Locate each line of the material that contains "name", then return it.

═══ THE INPUT

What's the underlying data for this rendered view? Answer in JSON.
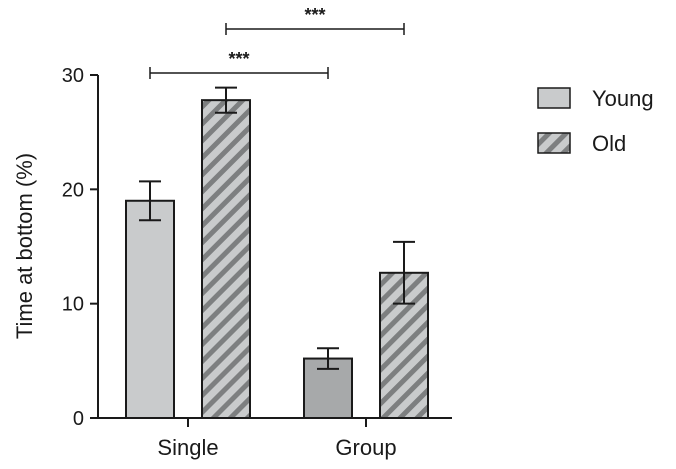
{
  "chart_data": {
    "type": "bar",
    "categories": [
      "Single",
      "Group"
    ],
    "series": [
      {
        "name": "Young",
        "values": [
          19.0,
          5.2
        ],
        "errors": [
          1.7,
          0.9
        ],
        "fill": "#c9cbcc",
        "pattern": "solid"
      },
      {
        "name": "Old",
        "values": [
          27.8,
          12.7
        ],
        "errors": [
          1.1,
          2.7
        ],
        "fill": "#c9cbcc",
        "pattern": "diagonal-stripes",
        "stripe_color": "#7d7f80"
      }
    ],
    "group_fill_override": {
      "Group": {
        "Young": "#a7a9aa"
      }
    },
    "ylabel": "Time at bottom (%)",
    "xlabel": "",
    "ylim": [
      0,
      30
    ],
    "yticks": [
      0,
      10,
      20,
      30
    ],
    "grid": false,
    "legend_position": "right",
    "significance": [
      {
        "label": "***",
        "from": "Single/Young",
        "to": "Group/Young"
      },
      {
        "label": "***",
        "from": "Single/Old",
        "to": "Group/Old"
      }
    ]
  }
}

══════
═══ THE INPUT

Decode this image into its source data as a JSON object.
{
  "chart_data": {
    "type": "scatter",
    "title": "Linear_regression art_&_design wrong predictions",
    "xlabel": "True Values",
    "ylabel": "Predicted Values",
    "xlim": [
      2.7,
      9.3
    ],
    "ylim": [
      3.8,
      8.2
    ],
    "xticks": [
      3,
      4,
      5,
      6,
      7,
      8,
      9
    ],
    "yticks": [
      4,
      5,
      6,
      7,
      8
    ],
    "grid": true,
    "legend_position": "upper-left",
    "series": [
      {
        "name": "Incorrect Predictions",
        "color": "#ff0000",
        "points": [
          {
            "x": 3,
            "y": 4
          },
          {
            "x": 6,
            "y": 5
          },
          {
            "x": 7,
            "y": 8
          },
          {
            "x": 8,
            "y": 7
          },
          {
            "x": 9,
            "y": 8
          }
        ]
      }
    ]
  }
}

══════

* _ANSWER TO THIS EXERCISE_
        "name": "Young",
        "name": "Old",
        "name": "Incorrect Predictions",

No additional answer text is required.